### Excerpt from a dataset
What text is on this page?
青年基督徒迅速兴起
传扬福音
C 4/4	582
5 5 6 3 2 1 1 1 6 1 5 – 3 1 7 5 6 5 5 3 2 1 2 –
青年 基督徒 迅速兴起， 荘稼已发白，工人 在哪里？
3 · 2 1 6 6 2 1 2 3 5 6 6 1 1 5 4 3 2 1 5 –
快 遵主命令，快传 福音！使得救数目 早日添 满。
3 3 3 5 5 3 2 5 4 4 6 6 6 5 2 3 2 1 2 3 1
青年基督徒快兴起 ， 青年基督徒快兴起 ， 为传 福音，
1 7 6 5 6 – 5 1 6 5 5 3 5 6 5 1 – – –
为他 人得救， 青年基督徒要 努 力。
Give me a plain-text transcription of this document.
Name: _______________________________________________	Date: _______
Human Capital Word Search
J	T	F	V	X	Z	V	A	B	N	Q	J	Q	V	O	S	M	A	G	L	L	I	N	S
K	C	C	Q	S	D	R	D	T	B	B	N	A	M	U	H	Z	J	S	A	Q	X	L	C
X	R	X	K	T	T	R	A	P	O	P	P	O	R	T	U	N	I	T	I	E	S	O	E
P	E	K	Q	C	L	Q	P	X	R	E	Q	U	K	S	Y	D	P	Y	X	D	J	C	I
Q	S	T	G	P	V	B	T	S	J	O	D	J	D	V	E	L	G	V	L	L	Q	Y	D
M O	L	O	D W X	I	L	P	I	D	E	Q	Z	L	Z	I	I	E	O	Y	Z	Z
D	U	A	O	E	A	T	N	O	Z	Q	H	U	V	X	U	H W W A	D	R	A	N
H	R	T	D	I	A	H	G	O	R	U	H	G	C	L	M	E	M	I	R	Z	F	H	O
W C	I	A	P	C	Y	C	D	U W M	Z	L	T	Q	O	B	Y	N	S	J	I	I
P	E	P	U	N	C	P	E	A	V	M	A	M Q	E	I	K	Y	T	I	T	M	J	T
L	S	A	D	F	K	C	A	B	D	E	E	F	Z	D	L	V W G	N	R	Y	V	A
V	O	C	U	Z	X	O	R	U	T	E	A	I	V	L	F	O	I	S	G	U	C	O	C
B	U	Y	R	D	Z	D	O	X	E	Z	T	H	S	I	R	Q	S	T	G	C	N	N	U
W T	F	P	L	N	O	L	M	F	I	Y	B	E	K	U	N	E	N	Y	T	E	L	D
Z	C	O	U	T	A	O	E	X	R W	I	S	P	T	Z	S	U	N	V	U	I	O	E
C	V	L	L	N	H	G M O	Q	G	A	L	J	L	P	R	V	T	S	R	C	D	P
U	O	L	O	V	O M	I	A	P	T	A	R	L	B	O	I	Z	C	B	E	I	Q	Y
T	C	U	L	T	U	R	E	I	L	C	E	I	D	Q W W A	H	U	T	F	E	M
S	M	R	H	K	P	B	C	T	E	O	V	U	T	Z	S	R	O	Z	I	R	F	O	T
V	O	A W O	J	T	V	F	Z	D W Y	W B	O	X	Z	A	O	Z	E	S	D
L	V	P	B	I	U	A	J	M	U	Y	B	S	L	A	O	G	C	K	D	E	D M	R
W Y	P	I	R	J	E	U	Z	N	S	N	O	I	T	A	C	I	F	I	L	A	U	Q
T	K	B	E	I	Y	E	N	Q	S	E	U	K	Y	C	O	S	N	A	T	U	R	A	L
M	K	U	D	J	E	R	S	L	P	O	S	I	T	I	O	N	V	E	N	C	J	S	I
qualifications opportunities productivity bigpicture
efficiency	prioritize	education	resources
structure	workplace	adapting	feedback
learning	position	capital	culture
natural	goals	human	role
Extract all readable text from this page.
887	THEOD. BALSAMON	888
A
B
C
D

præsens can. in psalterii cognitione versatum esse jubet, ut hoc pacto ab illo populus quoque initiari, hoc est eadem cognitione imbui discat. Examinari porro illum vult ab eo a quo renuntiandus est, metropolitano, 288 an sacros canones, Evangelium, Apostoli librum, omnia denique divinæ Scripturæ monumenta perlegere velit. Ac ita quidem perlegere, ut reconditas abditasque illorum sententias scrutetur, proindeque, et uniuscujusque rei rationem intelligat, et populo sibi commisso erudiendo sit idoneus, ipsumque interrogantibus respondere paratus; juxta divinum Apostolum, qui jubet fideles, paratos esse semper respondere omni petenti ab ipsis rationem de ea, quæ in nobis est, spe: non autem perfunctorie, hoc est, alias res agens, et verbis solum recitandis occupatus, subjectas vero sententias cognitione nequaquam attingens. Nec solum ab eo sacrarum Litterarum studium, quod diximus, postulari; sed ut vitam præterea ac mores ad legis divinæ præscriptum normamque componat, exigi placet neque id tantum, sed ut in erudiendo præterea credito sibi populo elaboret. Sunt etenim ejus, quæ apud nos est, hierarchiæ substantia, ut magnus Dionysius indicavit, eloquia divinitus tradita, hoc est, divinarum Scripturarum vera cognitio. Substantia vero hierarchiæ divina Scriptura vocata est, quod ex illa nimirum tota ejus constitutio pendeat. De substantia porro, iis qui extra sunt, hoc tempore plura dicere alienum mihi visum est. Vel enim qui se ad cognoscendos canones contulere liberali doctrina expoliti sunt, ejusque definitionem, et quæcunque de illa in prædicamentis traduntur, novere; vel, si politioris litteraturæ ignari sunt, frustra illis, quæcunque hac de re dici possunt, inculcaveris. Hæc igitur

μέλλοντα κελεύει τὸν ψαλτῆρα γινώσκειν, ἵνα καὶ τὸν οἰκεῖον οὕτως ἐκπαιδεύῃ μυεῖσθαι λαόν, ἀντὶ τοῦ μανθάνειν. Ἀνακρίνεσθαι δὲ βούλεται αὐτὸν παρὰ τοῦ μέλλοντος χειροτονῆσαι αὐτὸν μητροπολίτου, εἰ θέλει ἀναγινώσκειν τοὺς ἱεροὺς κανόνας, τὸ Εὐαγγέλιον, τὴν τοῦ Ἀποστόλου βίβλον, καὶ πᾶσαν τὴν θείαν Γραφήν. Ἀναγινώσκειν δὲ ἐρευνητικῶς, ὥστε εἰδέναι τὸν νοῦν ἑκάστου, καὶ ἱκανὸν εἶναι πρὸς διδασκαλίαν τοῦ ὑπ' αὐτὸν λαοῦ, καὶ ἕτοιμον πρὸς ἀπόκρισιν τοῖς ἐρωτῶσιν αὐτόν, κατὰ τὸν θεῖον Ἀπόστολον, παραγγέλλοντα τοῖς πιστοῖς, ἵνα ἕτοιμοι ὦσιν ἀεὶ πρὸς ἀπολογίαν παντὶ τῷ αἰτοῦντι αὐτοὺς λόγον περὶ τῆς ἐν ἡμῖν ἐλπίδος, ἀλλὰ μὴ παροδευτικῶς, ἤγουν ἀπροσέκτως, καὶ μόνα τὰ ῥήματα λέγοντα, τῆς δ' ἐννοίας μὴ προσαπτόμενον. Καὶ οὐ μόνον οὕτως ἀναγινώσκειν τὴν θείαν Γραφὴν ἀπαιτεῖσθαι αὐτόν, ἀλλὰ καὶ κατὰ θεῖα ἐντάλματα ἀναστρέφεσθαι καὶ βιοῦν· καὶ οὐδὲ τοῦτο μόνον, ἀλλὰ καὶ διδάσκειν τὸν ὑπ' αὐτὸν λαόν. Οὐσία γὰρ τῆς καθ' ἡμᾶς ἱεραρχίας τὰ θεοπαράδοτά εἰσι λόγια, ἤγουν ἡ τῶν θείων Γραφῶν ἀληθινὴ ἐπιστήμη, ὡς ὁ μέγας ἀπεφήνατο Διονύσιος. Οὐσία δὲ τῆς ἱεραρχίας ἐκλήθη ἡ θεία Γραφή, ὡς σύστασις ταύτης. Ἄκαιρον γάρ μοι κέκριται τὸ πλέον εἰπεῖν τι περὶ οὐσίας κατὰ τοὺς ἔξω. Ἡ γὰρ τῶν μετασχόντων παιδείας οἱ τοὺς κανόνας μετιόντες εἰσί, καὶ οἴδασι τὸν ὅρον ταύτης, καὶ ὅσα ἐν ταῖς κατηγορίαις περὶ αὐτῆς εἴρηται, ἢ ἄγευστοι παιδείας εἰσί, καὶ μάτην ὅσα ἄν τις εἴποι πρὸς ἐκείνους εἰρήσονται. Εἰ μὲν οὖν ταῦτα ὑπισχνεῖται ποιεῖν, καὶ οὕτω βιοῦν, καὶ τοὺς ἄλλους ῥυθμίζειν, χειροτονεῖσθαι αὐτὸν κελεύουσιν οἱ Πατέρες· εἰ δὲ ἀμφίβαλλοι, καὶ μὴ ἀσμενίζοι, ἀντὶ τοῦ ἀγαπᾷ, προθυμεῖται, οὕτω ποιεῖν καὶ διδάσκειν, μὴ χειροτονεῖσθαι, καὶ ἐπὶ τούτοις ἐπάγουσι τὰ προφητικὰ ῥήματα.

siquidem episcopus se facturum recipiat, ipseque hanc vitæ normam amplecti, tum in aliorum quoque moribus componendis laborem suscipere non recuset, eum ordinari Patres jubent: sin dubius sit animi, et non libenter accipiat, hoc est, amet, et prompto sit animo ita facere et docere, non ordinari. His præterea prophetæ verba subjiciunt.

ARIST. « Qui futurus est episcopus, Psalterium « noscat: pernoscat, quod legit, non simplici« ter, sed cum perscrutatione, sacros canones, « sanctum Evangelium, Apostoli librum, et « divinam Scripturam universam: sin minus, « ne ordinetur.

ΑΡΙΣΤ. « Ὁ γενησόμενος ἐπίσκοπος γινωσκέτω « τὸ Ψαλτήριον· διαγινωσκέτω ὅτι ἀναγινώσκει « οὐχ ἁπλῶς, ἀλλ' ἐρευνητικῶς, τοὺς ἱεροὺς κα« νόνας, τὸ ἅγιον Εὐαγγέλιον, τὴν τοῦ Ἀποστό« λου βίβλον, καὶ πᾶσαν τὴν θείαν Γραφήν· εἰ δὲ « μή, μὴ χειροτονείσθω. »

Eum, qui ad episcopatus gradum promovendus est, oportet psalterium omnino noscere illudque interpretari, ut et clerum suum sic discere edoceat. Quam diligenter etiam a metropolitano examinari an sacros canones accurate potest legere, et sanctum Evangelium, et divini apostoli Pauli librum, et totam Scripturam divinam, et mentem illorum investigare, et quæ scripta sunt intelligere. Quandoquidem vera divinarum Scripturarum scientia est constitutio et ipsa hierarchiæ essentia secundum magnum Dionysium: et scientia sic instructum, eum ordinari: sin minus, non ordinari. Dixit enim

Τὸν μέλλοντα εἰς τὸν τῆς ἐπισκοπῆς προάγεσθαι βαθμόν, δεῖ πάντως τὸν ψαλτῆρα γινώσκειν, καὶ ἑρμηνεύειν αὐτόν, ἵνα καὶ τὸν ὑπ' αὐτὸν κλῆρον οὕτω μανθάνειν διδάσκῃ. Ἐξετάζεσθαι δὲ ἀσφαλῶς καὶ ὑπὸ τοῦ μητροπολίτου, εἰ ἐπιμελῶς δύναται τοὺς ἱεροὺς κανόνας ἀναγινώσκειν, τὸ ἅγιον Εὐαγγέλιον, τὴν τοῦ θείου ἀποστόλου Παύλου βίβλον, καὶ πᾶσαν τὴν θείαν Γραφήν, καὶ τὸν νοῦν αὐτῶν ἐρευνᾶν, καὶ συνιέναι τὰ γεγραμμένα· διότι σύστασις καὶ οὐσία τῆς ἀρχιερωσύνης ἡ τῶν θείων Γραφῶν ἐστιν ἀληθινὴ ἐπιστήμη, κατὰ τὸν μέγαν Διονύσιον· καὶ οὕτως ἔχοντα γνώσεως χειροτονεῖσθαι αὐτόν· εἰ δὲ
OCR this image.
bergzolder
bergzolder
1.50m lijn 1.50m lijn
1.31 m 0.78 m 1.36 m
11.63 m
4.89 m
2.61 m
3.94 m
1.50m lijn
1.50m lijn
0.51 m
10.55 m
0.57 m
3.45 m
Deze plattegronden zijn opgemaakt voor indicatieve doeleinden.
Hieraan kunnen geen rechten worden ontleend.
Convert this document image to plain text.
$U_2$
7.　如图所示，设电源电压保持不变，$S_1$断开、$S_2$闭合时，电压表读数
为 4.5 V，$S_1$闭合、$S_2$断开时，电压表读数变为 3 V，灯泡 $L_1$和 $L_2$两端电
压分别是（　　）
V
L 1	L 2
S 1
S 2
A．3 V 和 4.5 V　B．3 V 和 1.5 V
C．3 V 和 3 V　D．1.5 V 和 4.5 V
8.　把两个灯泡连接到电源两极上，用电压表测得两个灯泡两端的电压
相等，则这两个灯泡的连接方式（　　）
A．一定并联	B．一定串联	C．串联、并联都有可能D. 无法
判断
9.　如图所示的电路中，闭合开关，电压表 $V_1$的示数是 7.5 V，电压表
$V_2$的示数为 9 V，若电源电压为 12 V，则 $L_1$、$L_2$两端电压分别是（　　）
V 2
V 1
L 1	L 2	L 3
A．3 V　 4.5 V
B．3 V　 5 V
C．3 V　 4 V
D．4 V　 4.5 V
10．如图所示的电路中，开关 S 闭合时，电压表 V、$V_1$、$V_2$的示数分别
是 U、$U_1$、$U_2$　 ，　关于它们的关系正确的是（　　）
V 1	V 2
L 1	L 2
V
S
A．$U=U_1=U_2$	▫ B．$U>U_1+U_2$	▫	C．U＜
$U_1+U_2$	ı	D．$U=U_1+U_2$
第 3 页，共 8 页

### What you should do
Collect each line containing the string "Scripturam".

### Expected answer
ARIST. « Qui futurus est episcopus, Psalterium « noscat: pernoscat, quod legit, non simplici« ter, sed cum perscrutatione, sacros canones, « sanctum Evangelium, Apostoli librum, et « divinam Scripturam universam: sin minus, « ne ordinetur.
Eum, qui ad episcopatus gradum promovendus est, oportet psalterium omnino noscere illudque interpretari, ut et clerum suum sic discere edoceat. Quam diligenter etiam a metropolitano examinari an sacros canones accurate potest legere, et sanctum Evangelium, et divini apostoli Pauli librum, et totam Scripturam divinam, et mentem illorum investigare, et quæ scripta sunt intelligere. Quandoquidem vera divinarum Scripturarum scientia est constitutio et ipsa hierarchiæ essentia secundum magnum Dionysium: et scientia sic instructum, eum ordinari: sin minus, non ordinari. Dixit enim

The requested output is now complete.